→ What is expected: Copy out all of the data below with no alterations.

→ Record list:

··········

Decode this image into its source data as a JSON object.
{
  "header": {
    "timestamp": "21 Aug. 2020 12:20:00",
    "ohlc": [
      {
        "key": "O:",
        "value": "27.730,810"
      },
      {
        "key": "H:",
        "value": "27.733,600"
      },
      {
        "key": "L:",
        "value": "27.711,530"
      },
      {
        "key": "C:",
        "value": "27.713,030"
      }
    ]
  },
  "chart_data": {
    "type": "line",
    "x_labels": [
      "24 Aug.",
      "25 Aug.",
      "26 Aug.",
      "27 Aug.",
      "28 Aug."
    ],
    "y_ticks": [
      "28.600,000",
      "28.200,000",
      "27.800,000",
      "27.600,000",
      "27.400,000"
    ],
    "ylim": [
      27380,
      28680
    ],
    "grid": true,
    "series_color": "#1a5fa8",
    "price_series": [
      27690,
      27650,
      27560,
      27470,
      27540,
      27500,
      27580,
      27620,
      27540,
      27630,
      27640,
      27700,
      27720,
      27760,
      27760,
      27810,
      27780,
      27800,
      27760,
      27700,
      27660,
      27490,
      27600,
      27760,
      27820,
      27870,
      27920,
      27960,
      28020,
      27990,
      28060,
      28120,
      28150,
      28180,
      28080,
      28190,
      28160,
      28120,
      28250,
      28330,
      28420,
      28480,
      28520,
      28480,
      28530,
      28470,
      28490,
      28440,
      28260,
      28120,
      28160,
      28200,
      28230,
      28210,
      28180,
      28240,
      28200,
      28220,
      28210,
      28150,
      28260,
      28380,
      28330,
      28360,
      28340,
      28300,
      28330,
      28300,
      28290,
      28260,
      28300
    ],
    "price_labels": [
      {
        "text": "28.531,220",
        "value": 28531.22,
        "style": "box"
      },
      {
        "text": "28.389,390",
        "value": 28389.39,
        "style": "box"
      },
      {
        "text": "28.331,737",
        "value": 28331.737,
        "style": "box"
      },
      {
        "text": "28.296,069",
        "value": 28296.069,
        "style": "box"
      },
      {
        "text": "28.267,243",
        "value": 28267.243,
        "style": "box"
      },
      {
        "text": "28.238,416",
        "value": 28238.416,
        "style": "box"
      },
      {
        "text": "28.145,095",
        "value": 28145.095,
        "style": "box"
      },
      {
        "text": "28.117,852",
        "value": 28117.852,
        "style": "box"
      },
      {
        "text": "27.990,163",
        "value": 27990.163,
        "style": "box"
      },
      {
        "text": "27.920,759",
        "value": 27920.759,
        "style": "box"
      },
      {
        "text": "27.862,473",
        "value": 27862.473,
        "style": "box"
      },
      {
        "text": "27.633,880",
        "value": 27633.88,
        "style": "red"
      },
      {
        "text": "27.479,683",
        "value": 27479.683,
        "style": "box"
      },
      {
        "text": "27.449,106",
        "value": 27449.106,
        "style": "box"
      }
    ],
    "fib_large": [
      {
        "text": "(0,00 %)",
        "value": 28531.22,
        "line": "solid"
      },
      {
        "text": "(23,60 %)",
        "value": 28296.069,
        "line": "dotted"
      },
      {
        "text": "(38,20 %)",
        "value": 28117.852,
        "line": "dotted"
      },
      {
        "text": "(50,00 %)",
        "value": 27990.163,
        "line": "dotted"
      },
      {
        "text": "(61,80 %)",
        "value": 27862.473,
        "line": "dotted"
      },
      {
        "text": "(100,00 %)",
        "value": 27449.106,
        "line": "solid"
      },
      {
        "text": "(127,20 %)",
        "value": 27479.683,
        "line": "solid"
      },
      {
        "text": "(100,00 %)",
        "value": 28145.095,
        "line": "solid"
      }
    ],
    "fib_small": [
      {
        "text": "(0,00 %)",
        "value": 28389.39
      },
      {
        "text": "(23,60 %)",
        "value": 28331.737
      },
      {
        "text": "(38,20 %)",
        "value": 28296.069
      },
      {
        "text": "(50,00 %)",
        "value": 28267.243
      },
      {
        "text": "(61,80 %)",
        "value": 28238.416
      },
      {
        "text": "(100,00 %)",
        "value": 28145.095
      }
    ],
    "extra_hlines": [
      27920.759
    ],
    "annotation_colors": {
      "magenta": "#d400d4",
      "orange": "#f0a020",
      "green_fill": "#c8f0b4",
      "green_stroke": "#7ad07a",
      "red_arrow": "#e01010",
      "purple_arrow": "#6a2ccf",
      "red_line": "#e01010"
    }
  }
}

··········

→ Exercise output:
Decode this image into its source data as a JSON object.
{
  "header": {
    "timestamp": "21 Aug. 2020 12:20:00",
    "ohlc": [
      {
        "key": "O:",
        "value": "27.730,810"
      },
      {
        "key": "H:",
        "value": "27.733,600"
      },
      {
        "key": "L:",
        "value": "27.711,530"
      },
      {
        "key": "C:",
        "value": "27.713,030"
      }
    ]
  },
  "chart_data": {
    "type": "line",
    "x_labels": [
      "24 Aug.",
      "25 Aug.",
      "26 Aug.",
      "27 Aug.",
      "28 Aug."
    ],
    "y_ticks": [
      "28.600,000",
      "28.200,000",
      "27.800,000",
      "27.600,000",
      "27.400,000"
    ],
    "ylim": [
      27380,
      28680
    ],
    "grid": true,
    "series_color": "#1a5fa8",
    "price_series": [
      27690,
      27650,
      27560,
      27470,
      27540,
      27500,
      27580,
      27620,
      27540,
      27630,
      27640,
      27700,
      27720,
      27760,
      27760,
      27810,
      27780,
      27800,
      27760,
      27700,
      27660,
      27490,
      27600,
      27760,
      27820,
      27870,
      27920,
      27960,
      28020,
      27990,
      28060,
      28120,
      28150,
      28180,
      28080,
      28190,
      28160,
      28120,
      28250,
      28330,
      28420,
      28480,
      28520,
      28480,
      28530,
      28470,
      28490,
      28440,
      28260,
      28120,
      28160,
      28200,
      28230,
      28210,
      28180,
      28240,
      28200,
      28220,
      28210,
      28150,
      28260,
      28380,
      28330,
      28360,
      28340,
      28300,
      28330,
      28300,
      28290,
      28260,
      28300
    ],
    "price_labels": [
      {
        "text": "28.531,220",
        "value": 28531.22,
        "style": "box"
      },
      {
        "text": "28.389,390",
        "value": 28389.39,
        "style": "box"
      },
      {
        "text": "28.331,737",
        "value": 28331.737,
        "style": "box"
      },
      {
        "text": "28.296,069",
        "value": 28296.069,
        "style": "box"
      },
      {
        "text": "28.267,243",
        "value": 28267.243,
        "style": "box"
      },
      {
        "text": "28.238,416",
        "value": 28238.416,
        "style": "box"
      },
      {
        "text": "28.145,095",
        "value": 28145.095,
        "style": "box"
      },
      {
        "text": "28.117,852",
        "value": 28117.852,
        "style": "box"
      },
      {
        "text": "27.990,163",
        "value": 27990.163,
        "style": "box"
      },
      {
        "text": "27.920,759",
        "value": 27920.759,
        "style": "box"
      },
      {
        "text": "27.862,473",
        "value": 27862.473,
        "style": "box"
      },
      {
        "text": "27.633,880",
        "value": 27633.88,
        "style": "red"
      },
      {
        "text": "27.479,683",
        "value": 27479.683,
        "style": "box"
      },
      {
        "text": "27.449,106",
        "value": 27449.106,
        "style": "box"
      }
    ],
    "fib_large": [
      {
        "text": "(0,00 %)",
        "value": 28531.22,
        "line": "solid"
      },
      {
        "text": "(23,60 %)",
        "value": 28296.069,
        "line": "dotted"
      },
      {
        "text": "(38,20 %)",
        "value": 28117.852,
        "line": "dotted"
      },
      {
        "text": "(50,00 %)",
        "value": 27990.163,
        "line": "dotted"
      },
      {
        "text": "(61,80 %)",
        "value": 27862.473,
        "line": "dotted"
      },
      {
        "text": "(100,00 %)",
        "value": 27449.106,
        "line": "solid"
      },
      {
        "text": "(127,20 %)",
        "value": 27479.683,
        "line": "solid"
      },
      {
        "text": "(100,00 %)",
        "value": 28145.095,
        "line": "solid"
      }
    ],
    "fib_small": [
      {
        "text": "(0,00 %)",
        "value": 28389.39
      },
      {
        "text": "(23,60 %)",
        "value": 28331.737
      },
      {
        "text": "(38,20 %)",
        "value": 28296.069
      },
      {
        "text": "(50,00 %)",
        "value": 28267.243
      },
      {
        "text": "(61,80 %)",
        "value": 28238.416
      },
      {
        "text": "(100,00 %)",
        "value": 28145.095
      }
    ],
    "extra_hlines": [
      27920.759
    ],
    "annotation_colors": {
      "magenta": "#d400d4",
      "orange": "#f0a020",
      "green_fill": "#c8f0b4",
      "green_stroke": "#7ad07a",
      "red_arrow": "#e01010",
      "purple_arrow": "#6a2ccf",
      "red_line": "#e01010"
    }
  }
}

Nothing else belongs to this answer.